▼
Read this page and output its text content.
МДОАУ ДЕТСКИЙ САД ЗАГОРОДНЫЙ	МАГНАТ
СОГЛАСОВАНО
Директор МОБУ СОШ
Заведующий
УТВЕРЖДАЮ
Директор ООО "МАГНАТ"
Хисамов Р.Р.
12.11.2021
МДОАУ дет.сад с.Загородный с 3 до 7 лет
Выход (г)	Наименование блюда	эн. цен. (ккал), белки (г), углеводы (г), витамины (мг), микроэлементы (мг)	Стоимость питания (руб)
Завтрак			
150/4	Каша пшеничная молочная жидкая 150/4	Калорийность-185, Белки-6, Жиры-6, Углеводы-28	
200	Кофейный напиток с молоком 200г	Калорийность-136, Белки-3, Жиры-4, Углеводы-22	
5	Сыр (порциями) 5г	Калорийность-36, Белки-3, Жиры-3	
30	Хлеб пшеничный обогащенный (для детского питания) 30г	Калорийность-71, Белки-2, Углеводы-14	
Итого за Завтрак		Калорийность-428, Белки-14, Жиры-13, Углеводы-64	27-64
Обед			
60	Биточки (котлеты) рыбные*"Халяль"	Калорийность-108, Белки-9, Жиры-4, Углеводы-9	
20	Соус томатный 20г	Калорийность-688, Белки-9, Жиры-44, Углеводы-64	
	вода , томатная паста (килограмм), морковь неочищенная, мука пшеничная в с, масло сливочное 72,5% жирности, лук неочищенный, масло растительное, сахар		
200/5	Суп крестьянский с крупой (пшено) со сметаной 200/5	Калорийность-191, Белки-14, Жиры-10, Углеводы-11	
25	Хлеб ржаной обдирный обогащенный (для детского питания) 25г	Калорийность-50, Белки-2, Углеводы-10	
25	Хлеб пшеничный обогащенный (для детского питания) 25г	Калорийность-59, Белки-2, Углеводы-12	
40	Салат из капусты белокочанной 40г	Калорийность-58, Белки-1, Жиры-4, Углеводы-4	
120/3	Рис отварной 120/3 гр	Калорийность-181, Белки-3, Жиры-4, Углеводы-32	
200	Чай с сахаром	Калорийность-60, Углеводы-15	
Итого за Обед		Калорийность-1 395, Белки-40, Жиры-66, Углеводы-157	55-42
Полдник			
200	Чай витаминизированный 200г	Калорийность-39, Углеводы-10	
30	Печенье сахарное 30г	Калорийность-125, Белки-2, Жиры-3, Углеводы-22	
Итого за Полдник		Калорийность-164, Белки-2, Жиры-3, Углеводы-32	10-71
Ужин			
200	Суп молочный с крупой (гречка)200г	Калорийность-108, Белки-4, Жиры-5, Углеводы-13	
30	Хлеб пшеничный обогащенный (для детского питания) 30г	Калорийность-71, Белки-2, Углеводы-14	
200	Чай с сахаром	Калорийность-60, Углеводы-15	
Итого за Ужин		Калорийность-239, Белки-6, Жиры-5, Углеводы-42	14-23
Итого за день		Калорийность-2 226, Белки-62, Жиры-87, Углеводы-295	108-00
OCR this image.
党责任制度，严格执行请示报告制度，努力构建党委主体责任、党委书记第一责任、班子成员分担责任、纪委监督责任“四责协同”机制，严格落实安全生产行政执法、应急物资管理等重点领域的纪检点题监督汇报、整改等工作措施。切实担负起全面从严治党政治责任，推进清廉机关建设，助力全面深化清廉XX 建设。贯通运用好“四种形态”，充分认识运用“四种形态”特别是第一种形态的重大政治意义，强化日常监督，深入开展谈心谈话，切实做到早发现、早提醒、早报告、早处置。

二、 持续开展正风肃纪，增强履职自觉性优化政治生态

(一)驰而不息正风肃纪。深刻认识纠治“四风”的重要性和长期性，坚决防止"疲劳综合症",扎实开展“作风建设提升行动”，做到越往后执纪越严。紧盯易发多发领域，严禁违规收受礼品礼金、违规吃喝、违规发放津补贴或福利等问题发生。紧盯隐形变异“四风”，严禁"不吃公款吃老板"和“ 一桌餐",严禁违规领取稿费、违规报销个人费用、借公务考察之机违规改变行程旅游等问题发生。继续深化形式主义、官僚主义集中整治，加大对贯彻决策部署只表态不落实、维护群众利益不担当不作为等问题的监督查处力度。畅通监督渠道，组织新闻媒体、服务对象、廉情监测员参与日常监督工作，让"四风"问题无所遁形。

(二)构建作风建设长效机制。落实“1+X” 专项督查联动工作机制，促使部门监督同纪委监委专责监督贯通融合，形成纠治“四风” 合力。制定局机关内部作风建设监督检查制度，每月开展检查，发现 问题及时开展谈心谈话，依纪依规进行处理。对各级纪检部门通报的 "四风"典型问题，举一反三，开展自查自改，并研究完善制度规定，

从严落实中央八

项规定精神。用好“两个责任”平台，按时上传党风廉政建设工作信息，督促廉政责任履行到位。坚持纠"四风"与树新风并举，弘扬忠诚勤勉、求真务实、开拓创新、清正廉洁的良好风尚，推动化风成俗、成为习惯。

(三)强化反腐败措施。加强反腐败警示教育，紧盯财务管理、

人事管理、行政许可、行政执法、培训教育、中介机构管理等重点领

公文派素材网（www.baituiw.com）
▲
Work to complete
Copy every line in the entries above that has the string "Полдник" in it.

The completed task
Полдник			
Итого за Полдник		Калорийность-164, Белки-2, Жиры-3, Углеводы-32	10-71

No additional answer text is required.